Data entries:
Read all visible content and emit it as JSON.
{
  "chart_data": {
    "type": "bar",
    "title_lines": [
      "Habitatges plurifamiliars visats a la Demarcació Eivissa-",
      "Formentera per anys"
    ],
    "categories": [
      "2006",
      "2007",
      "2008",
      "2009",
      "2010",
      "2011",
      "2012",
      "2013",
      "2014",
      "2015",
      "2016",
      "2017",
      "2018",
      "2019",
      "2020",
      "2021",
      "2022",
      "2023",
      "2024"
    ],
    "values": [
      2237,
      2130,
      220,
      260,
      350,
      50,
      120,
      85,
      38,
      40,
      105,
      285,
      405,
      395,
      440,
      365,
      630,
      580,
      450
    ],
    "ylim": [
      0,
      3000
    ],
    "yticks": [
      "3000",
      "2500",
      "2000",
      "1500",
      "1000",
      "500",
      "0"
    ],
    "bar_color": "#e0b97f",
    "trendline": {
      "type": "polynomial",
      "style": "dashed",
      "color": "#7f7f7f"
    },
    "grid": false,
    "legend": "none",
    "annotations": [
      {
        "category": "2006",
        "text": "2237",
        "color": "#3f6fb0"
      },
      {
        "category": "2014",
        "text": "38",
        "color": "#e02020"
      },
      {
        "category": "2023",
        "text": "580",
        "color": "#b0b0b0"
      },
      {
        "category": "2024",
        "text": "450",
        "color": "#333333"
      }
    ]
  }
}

Task to complete => Nothing should be left out: repeat all of the data exactly.

The answer =>
Read all visible content and emit it as JSON.
{
  "chart_data": {
    "type": "bar",
    "title_lines": [
      "Habitatges plurifamiliars visats a la Demarcació Eivissa-",
      "Formentera per anys"
    ],
    "categories": [
      "2006",
      "2007",
      "2008",
      "2009",
      "2010",
      "2011",
      "2012",
      "2013",
      "2014",
      "2015",
      "2016",
      "2017",
      "2018",
      "2019",
      "2020",
      "2021",
      "2022",
      "2023",
      "2024"
    ],
    "values": [
      2237,
      2130,
      220,
      260,
      350,
      50,
      120,
      85,
      38,
      40,
      105,
      285,
      405,
      395,
      440,
      365,
      630,
      580,
      450
    ],
    "ylim": [
      0,
      3000
    ],
    "yticks": [
      "3000",
      "2500",
      "2000",
      "1500",
      "1000",
      "500",
      "0"
    ],
    "bar_color": "#e0b97f",
    "trendline": {
      "type": "polynomial",
      "style": "dashed",
      "color": "#7f7f7f"
    },
    "grid": false,
    "legend": "none",
    "annotations": [
      {
        "category": "2006",
        "text": "2237",
        "color": "#3f6fb0"
      },
      {
        "category": "2014",
        "text": "38",
        "color": "#e02020"
      },
      {
        "category": "2023",
        "text": "580",
        "color": "#b0b0b0"
      },
      {
        "category": "2024",
        "text": "450",
        "color": "#333333"
      }
    ]
  }
}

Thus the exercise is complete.